• Work to do: All lines featuring the string "should" are to be listed.

• Stored dataset items:
·····

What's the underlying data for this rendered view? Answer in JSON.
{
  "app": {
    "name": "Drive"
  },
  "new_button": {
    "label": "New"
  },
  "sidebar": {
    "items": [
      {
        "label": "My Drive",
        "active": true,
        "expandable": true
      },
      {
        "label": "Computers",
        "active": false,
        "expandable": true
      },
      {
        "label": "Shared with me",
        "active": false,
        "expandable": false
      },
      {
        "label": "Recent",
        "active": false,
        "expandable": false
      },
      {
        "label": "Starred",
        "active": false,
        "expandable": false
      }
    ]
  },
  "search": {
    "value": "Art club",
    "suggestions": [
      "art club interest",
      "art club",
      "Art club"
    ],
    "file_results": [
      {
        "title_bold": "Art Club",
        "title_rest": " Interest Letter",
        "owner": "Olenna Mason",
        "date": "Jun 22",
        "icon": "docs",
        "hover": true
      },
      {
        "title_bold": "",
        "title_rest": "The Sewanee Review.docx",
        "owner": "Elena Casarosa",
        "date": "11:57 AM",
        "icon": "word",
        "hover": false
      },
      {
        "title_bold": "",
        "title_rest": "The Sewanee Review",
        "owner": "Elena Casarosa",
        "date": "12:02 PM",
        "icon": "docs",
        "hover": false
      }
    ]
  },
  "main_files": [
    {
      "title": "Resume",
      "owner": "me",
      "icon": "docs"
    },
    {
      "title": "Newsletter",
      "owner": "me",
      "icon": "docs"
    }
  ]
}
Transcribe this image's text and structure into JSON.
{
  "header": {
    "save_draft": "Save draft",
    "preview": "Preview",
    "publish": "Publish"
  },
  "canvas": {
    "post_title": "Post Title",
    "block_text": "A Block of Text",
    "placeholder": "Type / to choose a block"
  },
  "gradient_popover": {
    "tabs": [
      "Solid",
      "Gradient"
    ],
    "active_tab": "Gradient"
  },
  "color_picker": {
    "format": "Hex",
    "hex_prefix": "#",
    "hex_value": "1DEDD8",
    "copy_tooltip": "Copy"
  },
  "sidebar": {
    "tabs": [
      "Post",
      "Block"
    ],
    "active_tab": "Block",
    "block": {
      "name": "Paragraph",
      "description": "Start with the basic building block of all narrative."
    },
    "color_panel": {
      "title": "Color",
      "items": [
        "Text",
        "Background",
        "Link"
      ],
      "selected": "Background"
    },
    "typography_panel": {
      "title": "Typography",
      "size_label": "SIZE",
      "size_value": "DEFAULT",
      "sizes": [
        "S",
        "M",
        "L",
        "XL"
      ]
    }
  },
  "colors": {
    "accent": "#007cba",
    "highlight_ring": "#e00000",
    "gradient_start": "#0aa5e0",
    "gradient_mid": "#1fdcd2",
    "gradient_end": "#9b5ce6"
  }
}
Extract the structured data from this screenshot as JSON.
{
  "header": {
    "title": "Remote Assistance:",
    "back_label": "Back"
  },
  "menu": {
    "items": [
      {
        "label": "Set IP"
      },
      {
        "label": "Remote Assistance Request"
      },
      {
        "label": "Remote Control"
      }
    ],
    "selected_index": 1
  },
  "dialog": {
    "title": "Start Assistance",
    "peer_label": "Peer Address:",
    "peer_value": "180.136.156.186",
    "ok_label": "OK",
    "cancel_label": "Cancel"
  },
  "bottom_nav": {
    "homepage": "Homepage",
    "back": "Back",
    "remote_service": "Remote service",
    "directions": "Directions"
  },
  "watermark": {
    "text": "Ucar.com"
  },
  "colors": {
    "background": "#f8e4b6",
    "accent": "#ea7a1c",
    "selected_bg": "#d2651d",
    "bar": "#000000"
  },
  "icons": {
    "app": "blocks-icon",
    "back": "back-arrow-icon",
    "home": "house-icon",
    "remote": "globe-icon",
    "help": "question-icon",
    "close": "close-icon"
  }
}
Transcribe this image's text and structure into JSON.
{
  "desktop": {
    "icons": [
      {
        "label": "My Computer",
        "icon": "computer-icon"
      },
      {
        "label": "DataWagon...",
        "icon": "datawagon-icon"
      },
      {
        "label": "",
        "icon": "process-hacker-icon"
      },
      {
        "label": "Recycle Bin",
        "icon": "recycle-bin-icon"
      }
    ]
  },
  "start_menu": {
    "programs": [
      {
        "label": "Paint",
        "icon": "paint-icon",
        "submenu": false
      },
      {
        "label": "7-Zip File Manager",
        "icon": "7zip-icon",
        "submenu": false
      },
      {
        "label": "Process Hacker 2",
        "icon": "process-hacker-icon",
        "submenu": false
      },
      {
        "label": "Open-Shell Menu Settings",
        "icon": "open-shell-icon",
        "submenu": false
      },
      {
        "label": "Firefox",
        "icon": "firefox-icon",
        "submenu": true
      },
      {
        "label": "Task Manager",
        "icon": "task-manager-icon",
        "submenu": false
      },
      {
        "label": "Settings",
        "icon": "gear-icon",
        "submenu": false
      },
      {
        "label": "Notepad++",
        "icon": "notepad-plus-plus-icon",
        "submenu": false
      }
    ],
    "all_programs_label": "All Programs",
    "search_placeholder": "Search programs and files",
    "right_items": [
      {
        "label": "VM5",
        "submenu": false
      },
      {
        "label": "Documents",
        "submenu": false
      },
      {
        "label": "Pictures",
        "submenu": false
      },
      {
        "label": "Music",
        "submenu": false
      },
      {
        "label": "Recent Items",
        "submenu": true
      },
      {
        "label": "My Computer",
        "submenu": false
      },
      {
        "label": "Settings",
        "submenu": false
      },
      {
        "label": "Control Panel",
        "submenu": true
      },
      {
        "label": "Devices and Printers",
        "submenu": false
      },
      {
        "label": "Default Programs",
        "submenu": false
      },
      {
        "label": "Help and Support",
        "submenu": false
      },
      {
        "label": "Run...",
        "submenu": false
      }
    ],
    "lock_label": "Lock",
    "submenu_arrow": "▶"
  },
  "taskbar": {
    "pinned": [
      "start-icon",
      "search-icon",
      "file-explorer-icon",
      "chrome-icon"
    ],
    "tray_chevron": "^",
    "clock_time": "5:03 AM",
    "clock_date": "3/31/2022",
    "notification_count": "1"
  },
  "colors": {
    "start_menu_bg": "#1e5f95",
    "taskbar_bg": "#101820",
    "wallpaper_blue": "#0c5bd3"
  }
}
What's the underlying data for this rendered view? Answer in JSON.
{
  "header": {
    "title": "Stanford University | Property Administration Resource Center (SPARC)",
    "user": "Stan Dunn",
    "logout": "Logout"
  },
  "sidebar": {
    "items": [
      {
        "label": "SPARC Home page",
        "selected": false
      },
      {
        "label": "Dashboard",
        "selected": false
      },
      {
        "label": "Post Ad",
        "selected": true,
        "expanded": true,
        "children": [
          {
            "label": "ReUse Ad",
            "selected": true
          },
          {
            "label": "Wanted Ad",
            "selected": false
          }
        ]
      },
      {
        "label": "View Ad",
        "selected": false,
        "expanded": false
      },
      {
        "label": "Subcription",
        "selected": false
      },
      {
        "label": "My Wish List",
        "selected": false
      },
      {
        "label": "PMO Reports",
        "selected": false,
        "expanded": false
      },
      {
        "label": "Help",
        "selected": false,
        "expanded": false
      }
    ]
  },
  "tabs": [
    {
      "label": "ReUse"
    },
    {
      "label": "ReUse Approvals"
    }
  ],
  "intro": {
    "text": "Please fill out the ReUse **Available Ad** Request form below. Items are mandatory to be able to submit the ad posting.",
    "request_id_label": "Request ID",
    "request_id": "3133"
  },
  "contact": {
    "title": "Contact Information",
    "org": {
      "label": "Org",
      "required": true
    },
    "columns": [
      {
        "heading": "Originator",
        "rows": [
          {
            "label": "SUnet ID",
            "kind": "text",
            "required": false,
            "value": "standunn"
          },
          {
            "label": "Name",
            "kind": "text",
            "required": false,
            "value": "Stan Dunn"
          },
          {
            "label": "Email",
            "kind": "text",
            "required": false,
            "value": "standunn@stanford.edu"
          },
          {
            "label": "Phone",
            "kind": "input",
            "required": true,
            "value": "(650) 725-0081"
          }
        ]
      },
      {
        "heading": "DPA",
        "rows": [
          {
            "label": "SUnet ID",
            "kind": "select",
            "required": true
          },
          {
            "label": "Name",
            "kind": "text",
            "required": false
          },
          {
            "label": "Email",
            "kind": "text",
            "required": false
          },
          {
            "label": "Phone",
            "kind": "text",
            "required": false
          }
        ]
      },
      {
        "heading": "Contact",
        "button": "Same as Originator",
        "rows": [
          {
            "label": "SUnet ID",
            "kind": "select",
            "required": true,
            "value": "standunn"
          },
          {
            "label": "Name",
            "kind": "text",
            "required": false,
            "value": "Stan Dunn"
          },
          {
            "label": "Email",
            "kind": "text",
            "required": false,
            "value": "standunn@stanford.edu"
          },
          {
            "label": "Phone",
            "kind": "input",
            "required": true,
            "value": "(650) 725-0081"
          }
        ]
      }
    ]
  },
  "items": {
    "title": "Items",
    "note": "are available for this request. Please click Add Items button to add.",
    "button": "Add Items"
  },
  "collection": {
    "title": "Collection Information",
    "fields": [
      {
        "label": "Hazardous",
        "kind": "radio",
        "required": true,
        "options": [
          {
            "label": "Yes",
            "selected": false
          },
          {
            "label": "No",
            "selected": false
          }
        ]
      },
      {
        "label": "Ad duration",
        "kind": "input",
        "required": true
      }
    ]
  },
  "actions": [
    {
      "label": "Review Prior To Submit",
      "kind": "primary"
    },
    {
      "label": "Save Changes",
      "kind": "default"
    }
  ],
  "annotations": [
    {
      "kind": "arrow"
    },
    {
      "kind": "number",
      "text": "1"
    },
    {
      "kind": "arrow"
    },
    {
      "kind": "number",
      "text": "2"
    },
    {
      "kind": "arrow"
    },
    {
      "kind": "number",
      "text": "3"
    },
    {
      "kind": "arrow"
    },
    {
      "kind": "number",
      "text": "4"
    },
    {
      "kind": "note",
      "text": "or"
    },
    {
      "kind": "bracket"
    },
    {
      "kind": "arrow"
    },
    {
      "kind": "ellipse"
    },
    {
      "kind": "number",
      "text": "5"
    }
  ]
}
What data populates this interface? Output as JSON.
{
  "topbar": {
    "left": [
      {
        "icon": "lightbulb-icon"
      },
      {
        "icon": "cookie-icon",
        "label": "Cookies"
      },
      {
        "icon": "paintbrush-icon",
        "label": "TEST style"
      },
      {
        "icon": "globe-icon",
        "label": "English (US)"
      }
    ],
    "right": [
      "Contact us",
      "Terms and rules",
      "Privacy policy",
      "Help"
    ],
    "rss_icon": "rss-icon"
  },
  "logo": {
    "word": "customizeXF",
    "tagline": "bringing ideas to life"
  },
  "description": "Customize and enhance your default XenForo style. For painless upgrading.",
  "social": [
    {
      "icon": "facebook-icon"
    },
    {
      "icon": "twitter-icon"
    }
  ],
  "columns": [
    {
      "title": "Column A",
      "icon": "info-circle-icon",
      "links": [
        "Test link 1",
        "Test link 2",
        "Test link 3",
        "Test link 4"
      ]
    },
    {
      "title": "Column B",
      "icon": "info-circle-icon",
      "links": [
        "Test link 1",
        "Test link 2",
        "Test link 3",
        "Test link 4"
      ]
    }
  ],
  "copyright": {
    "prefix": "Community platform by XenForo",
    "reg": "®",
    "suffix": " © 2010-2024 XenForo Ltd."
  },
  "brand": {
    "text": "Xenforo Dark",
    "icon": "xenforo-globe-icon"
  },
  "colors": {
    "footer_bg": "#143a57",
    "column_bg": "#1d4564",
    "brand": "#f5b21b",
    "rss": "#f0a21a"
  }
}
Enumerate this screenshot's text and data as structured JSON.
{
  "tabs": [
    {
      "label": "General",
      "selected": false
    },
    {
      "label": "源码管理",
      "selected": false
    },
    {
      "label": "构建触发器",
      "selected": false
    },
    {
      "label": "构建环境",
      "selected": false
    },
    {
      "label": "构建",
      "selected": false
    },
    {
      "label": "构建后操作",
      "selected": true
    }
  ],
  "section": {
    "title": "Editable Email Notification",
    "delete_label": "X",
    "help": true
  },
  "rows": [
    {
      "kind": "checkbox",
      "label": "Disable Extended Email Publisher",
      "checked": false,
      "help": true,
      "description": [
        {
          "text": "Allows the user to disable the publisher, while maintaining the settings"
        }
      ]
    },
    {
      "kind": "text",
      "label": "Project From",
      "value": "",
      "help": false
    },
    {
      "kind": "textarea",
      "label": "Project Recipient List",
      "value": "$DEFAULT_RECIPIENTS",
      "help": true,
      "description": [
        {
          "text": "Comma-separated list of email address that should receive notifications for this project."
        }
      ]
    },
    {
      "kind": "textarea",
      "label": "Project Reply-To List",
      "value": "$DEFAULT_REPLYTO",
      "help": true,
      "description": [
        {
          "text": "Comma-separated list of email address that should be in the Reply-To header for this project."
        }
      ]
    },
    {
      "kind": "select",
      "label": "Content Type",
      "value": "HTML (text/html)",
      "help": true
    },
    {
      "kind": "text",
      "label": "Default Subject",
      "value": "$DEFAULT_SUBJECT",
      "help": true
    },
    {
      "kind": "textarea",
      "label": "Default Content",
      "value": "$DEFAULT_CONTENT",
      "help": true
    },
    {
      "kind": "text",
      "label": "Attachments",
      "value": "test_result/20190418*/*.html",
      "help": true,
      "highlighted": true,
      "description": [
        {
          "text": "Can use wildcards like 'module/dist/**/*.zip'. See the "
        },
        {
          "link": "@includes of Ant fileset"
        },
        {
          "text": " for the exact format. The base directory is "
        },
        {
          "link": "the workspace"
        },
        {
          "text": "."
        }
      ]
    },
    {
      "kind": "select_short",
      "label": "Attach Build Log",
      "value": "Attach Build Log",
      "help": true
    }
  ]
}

·····

• Written response:
          "text": "Comma-separated list of email address that should receive notifications for this project."
          "text": "Comma-separated list of email address that should be in the Reply-To header for this project."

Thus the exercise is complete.